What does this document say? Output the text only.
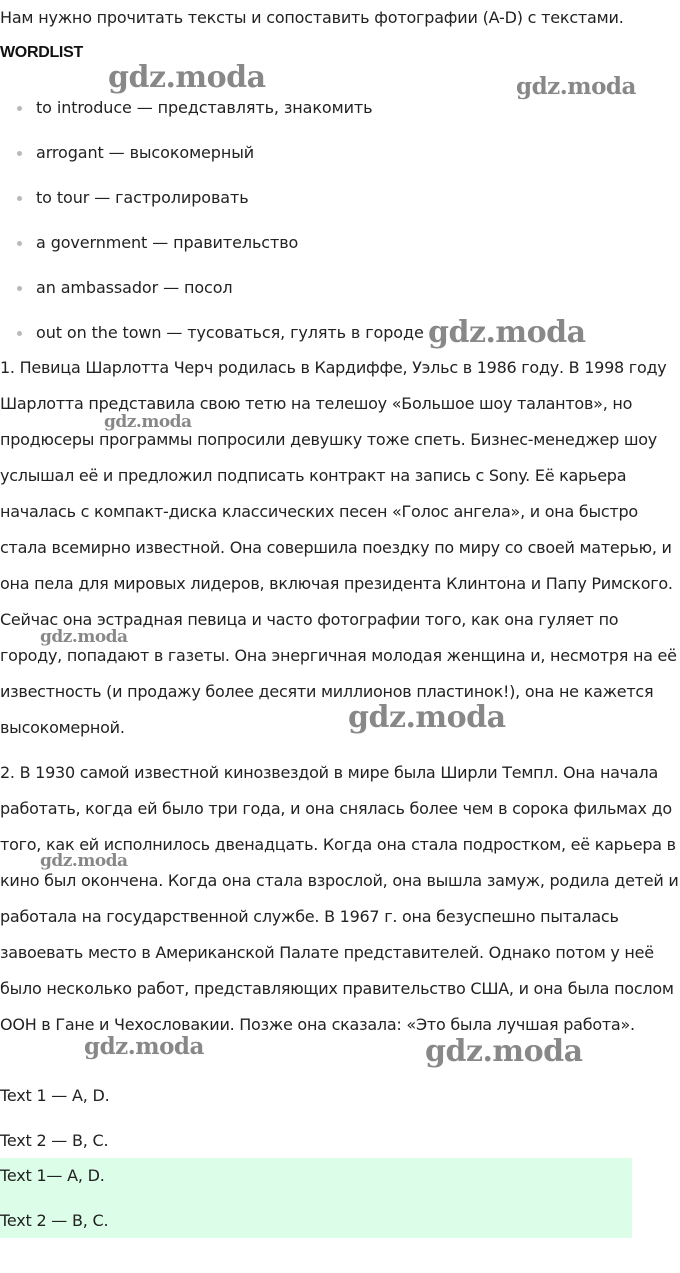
Нам нужно прочитать тексты и сопоставить фотографии (A-D) с текстами.
WORDLIST
to introduce — представлять, знакомить
arrogant — высокомерный
to tour — гастролировать
a government — правительство
an ambassador — посол
out on the town — тусоваться, гулять в городе

1. Певица Шарлотта Черч родилась в Кардиффе, Уэльс в 1986 году. В 1998 году Шарлотта представила свою тетю на телешоу «Большое шоу талантов», но продюсеры программы попросили девушку тоже спеть. Бизнес-менеджер шоу услышал её и предложил подписать контракт на запись с Sony. Её карьера началась с компакт-диска классических песен «Голос ангела», и она быстро стала всемирно известной. Она совершила поездку по миру со своей матерью, и она пела для мировых лидеров, включая президента Клинтона и Папу Римского. Сейчас она эстрадная певица и часто фотографии того, как она гуляет по городу, попадают в газеты. Она энергичная молодая женщина и, несмотря на её известность (и продажу более десяти миллионов пластинок!), она не кажется высокомерной.

2. В 1930 самой известной кинозвездой в мире была Ширли Темпл. Она начала работать, когда ей было три года, и она снялась более чем в сорока фильмах до того, как ей исполнилось двенадцать. Когда она стала подростком, её карьера в кино был окончена. Когда она стала взрослой, она вышла замуж, родила детей и работала на государственной службе. В 1967 г. она безуспешно пыталась завоевать место в Американской Палате представителей. Однако потом у неё было несколько работ, представляющих правительство США, и она была послом ООН в Гане и Чехословакии. Позже она сказала: «Это была лучшая работа».

Text 1 — A, D.
Text 2 — B, C.
Text 1— A, D.
Text 2 — B, C.
gdz.moda	gdz.moda
gdz.moda
gdz.moda
gdz.moda
gdz.moda
gdz.moda
gdz.moda	gdz.moda
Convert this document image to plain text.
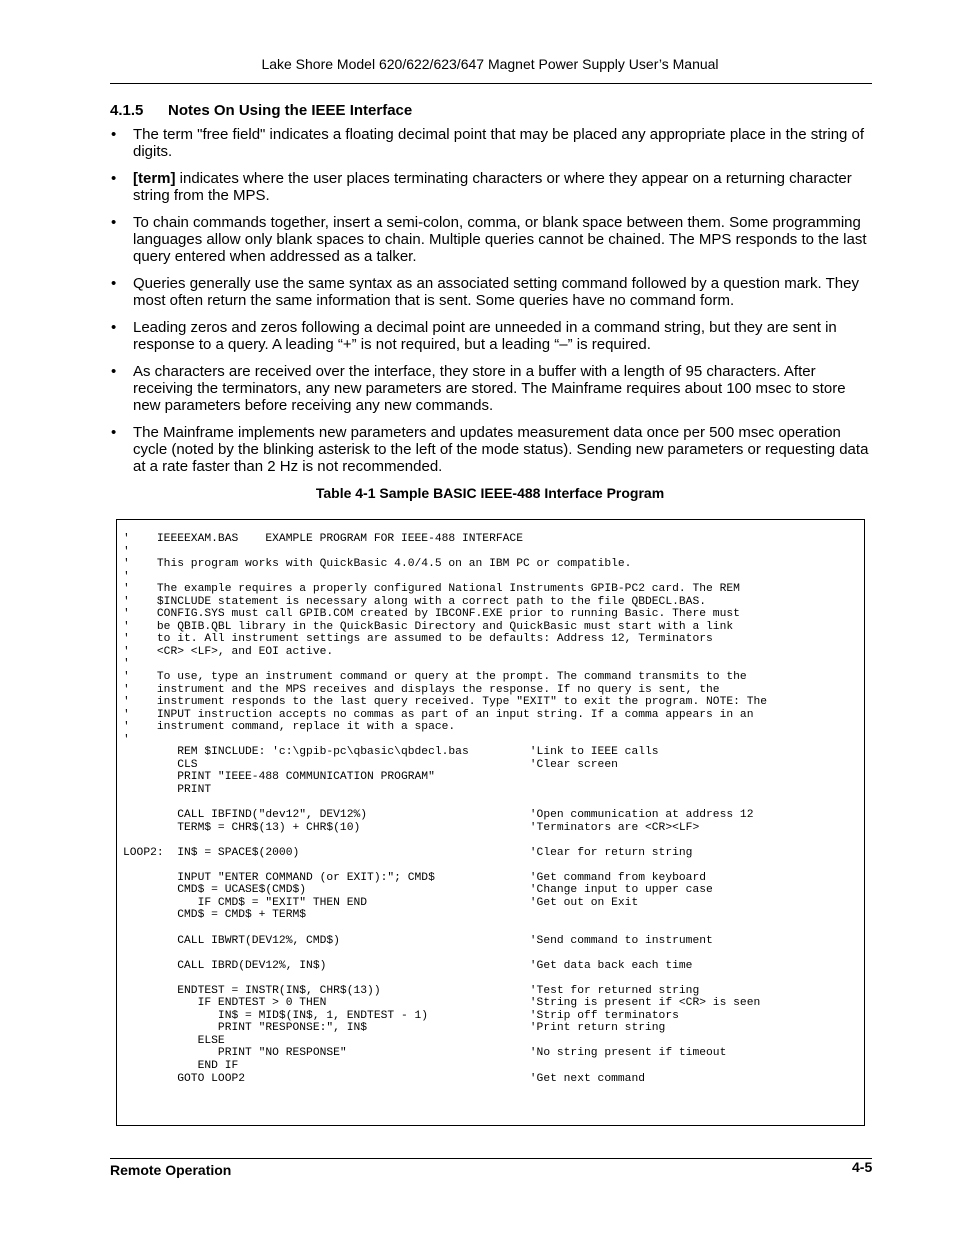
Lake Shore Model 620/622/623/647 Magnet Power Supply User’s Manual
4.1.5 Notes On Using the IEEE Interface
• The term "free field" indicates a floating decimal point that may be placed any appropriate place in the string of digits.
• [term] indicates where the user places terminating characters or where they appear on a returning character string from the MPS.
• To chain commands together, insert a semi-colon, comma, or blank space between them. Some programming languages allow only blank spaces to chain. Multiple queries cannot be chained. The MPS responds to the last query entered when addressed as a talker.
• Queries generally use the same syntax as an associated setting command followed by a question mark. They most often return the same information that is sent. Some queries have no command form.
• Leading zeros and zeros following a decimal point are unneeded in a command string, but they are sent in response to a query. A leading “+” is not required, but a leading “–” is required.
• As characters are received over the interface, they store in a buffer with a length of 95 characters. After receiving the terminators, any new parameters are stored. The Mainframe requires about 100 msec to store new parameters before receiving any new commands.
• The Mainframe implements new parameters and updates measurement data once per 500 msec operation cycle (noted by the blinking asterisk to the left of the mode status). Sending new parameters or requesting data at a rate faster than 2 Hz is not recommended.
Table 4-1 Sample BASIC IEEE-488 Interface Program
'    IEEEEXAM.BAS    EXAMPLE PROGRAM FOR IEEE-488 INTERFACE
'
'    This program works with QuickBasic 4.0/4.5 on an IBM PC or compatible.
'
'    The example requires a properly configured National Instruments GPIB-PC2 card. The REM
'    $INCLUDE statement is necessary along with a correct path to the file QBDECL.BAS.
'    CONFIG.SYS must call GPIB.COM created by IBCONF.EXE prior to running Basic. There must
'    be QBIB.QBL library in the QuickBasic Directory and QuickBasic must start with a link
'    to it. All instrument settings are assumed to be defaults: Address 12, Terminators
'    <CR> <LF>, and EOI active.
'
'    To use, type an instrument command or query at the prompt. The command transmits to the
'    instrument and the MPS receives and displays the response. If no query is sent, the
'    instrument responds to the last query received. Type "EXIT" to exit the program. NOTE: The
'    INPUT instruction accepts no commas as part of an input string. If a comma appears in an
'    instrument command, replace it with a space.
'
REM $INCLUDE: 'c:\gpib-pc\qbasic\qbdecl.bas         'Link to IEEE calls
CLS                                                 'Clear screen
PRINT "IEEE-488 COMMUNICATION PROGRAM"
PRINT

CALL IBFIND("dev12", DEV12%)                        'Open communication at address 12
TERM$ = CHR$(13) + CHR$(10)                         'Terminators are <CR><LF>

LOOP2:  IN$ = SPACE$(2000)                                  'Clear for return string

INPUT "ENTER COMMAND (or EXIT):"; CMD$              'Get command from keyboard
CMD$ = UCASE$(CMD$)                                 'Change input to upper case
IF CMD$ = "EXIT" THEN END                        'Get out on Exit
CMD$ = CMD$ + TERM$

CALL IBWRT(DEV12%, CMD$)                            'Send command to instrument

CALL IBRD(DEV12%, IN$)                              'Get data back each time

ENDTEST = INSTR(IN$, CHR$(13))                      'Test for returned string
IF ENDTEST > 0 THEN                              'String is present if <CR> is seen
IN$ = MID$(IN$, 1, ENDTEST - 1)               'Strip off terminators
PRINT "RESPONSE:", IN$                        'Print return string
ELSE
PRINT "NO RESPONSE"                           'No string present if timeout
END IF
GOTO LOOP2                                          'Get next command

Remote Operation	4-5
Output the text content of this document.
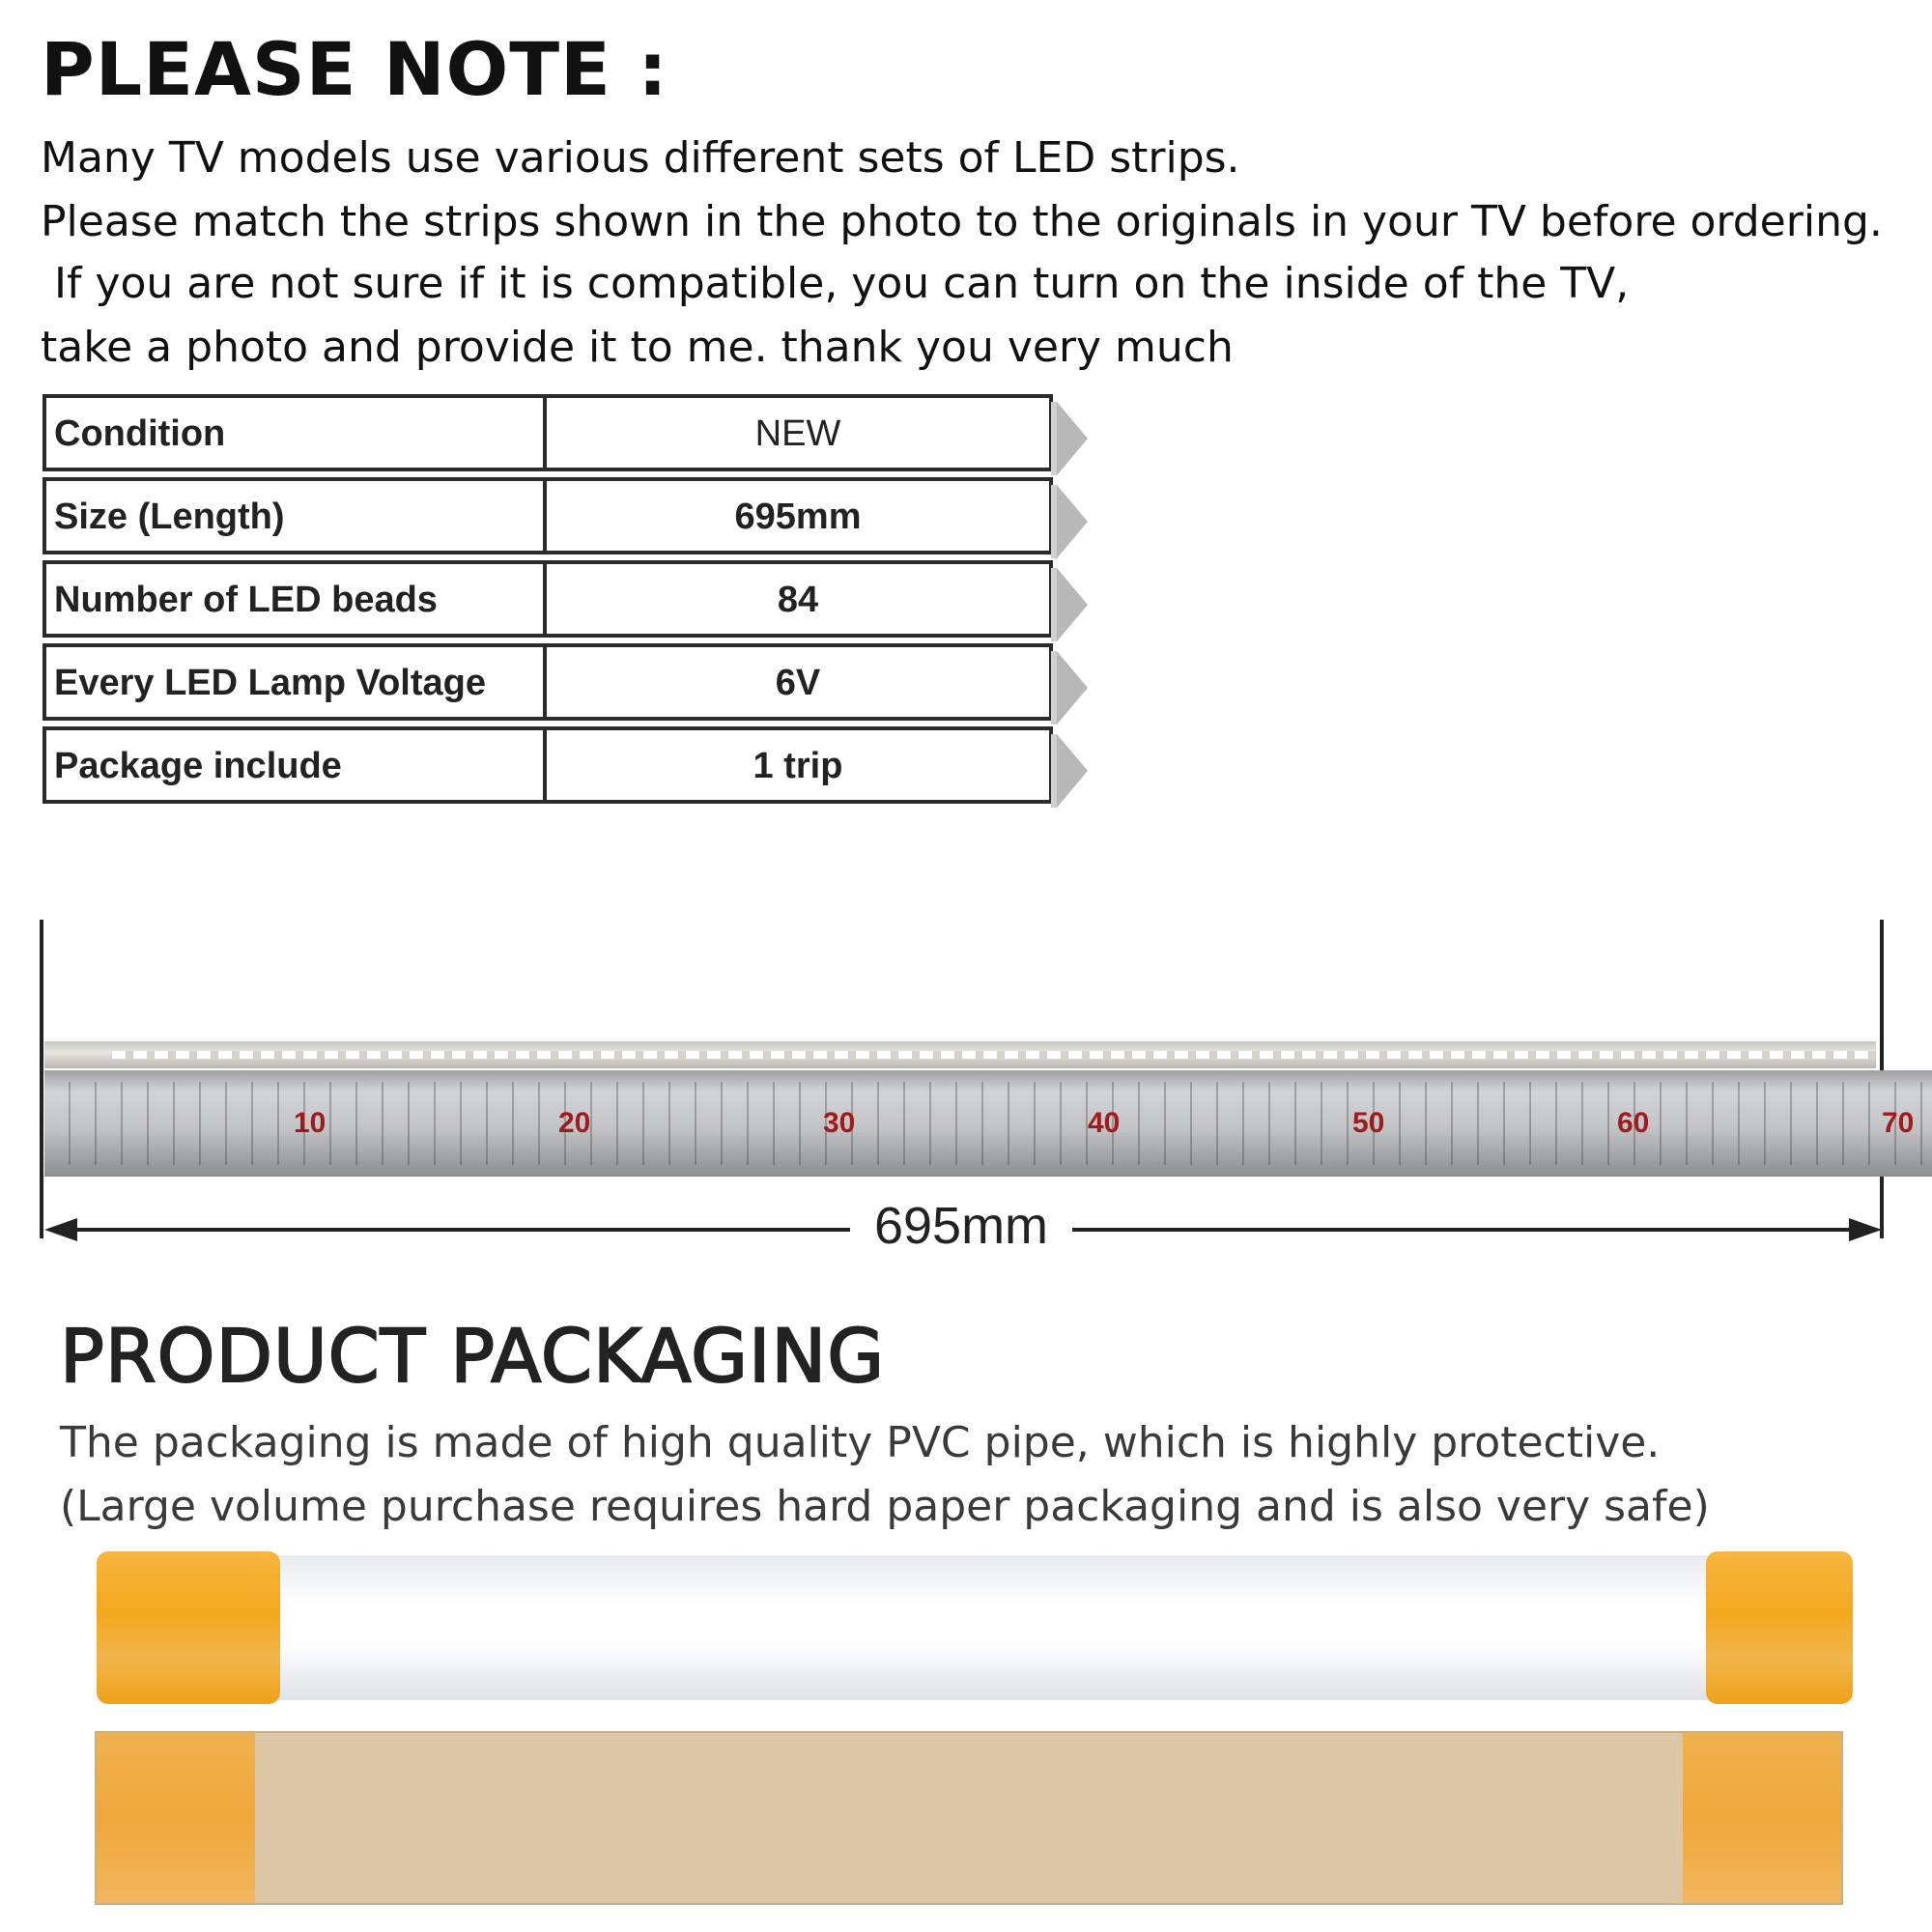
PLEASE NOTE :
Many TV models use various different sets of LED strips.
Please match the strips shown in the photo to the originals in your TV before ordering.
If you are not sure if it is compatible, you can turn on the inside of the TV,
take a photo and provide it to me. thank you very much
Condition	NEW
Size (Length)	695mm
Number of LED beads	84
Every LED Lamp Voltage	6V
Package include	1 trip
10	20	30	40	50	60	70
695mm
PRODUCT PACKAGING
The packaging is made of high quality PVC pipe, which is highly protective.
(Large volume purchase requires hard paper packaging and is also very safe)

| SET PROBLEM |
Gather from the entries above all lines that include the string "queries".

| SOLUTION TO THE PROBLEM |
• To chain commands together, insert a semi-colon, comma, or blank space between them. Some programming languages allow only blank spaces to chain. Multiple queries cannot be chained. The MPS responds to the last query entered when addressed as a talker.
• Queries generally use the same syntax as an associated setting command followed by a question mark. They most often return the same information that is sent. Some queries have no command form.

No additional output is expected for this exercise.